(Instructions to follow) Revise the data below by changing every "paragraph-continuation" to "paragraph-continued" and leaving everything else exactly the same.

[Element and coordinate records]
+-------+

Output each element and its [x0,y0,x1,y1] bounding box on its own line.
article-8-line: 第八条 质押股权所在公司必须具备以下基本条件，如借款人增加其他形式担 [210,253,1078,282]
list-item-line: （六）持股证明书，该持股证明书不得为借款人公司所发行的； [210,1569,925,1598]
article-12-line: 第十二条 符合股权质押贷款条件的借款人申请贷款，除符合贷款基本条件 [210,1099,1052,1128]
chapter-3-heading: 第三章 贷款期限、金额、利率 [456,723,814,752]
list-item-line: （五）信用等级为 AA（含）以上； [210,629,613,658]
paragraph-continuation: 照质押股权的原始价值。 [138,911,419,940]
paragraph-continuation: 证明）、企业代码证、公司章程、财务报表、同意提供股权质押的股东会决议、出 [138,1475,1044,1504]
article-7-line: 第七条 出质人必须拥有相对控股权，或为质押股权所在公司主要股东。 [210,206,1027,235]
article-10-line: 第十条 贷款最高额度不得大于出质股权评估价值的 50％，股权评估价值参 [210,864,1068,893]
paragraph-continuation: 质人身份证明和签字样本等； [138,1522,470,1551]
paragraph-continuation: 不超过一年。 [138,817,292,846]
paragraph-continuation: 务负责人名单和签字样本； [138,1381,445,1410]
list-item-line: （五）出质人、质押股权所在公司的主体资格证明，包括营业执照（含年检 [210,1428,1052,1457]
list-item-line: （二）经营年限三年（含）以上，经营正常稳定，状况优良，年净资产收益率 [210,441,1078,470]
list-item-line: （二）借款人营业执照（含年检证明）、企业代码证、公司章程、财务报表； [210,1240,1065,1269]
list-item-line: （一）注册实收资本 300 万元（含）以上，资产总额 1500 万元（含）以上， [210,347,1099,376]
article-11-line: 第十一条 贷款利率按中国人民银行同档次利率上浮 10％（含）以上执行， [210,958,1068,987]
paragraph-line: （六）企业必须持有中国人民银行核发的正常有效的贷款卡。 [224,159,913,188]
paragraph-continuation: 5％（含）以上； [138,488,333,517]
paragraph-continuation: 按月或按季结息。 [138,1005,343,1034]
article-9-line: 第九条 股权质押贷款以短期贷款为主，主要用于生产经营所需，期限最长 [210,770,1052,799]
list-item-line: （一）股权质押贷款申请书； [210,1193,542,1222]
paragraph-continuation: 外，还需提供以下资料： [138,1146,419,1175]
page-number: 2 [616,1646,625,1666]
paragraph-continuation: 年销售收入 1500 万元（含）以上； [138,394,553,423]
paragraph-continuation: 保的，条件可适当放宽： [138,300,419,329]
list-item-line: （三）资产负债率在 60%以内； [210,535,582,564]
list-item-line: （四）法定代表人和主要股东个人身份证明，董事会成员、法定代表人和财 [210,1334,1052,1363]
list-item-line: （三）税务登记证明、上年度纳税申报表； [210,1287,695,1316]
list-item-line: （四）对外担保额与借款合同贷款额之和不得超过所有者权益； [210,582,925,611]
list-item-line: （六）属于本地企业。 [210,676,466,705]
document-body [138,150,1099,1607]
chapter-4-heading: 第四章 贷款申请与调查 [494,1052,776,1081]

+-------+

(Response below)
Output each element and its [x0,y0,x1,y1] bounding box on its own line.
article-8-line: 第八条 质押股权所在公司必须具备以下基本条件，如借款人增加其他形式担 [210,253,1078,282]
list-item-line: （六）持股证明书，该持股证明书不得为借款人公司所发行的； [210,1569,925,1598]
article-12-line: 第十二条 符合股权质押贷款条件的借款人申请贷款，除符合贷款基本条件 [210,1099,1052,1128]
chapter-3-heading: 第三章 贷款期限、金额、利率 [456,723,814,752]
list-item-line: （五）信用等级为 AA（含）以上； [210,629,613,658]
paragraph-continued: 照质押股权的原始价值。 [138,911,419,940]
paragraph-continued: 证明）、企业代码证、公司章程、财务报表、同意提供股权质押的股东会决议、出 [138,1475,1044,1504]
article-7-line: 第七条 出质人必须拥有相对控股权，或为质押股权所在公司主要股东。 [210,206,1027,235]
article-10-line: 第十条 贷款最高额度不得大于出质股权评估价值的 50％，股权评估价值参 [210,864,1068,893]
paragraph-continued: 质人身份证明和签字样本等； [138,1522,470,1551]
paragraph-continued: 不超过一年。 [138,817,292,846]
paragraph-continued: 务负责人名单和签字样本； [138,1381,445,1410]
list-item-line: （五）出质人、质押股权所在公司的主体资格证明，包括营业执照（含年检 [210,1428,1052,1457]
list-item-line: （二）经营年限三年（含）以上，经营正常稳定，状况优良，年净资产收益率 [210,441,1078,470]
list-item-line: （二）借款人营业执照（含年检证明）、企业代码证、公司章程、财务报表； [210,1240,1065,1269]
list-item-line: （一）注册实收资本 300 万元（含）以上，资产总额 1500 万元（含）以上， [210,347,1099,376]
article-11-line: 第十一条 贷款利率按中国人民银行同档次利率上浮 10％（含）以上执行， [210,958,1068,987]
paragraph-line: （六）企业必须持有中国人民银行核发的正常有效的贷款卡。 [224,159,913,188]
paragraph-continued: 5％（含）以上； [138,488,333,517]
paragraph-continued: 按月或按季结息。 [138,1005,343,1034]
article-9-line: 第九条 股权质押贷款以短期贷款为主，主要用于生产经营所需，期限最长 [210,770,1052,799]
list-item-line: （一）股权质押贷款申请书； [210,1193,542,1222]
paragraph-continued: 外，还需提供以下资料： [138,1146,419,1175]
page-number: 2 [616,1646,625,1666]
paragraph-continued: 年销售收入 1500 万元（含）以上； [138,394,553,423]
paragraph-continued: 保的，条件可适当放宽： [138,300,419,329]
list-item-line: （三）资产负债率在 60%以内； [210,535,582,564]
list-item-line: （四）法定代表人和主要股东个人身份证明，董事会成员、法定代表人和财 [210,1334,1052,1363]
list-item-line: （三）税务登记证明、上年度纳税申报表； [210,1287,695,1316]
list-item-line: （四）对外担保额与借款合同贷款额之和不得超过所有者权益； [210,582,925,611]
list-item-line: （六）属于本地企业。 [210,676,466,705]
document-body [138,150,1099,1607]
chapter-4-heading: 第四章 贷款申请与调查 [494,1052,776,1081]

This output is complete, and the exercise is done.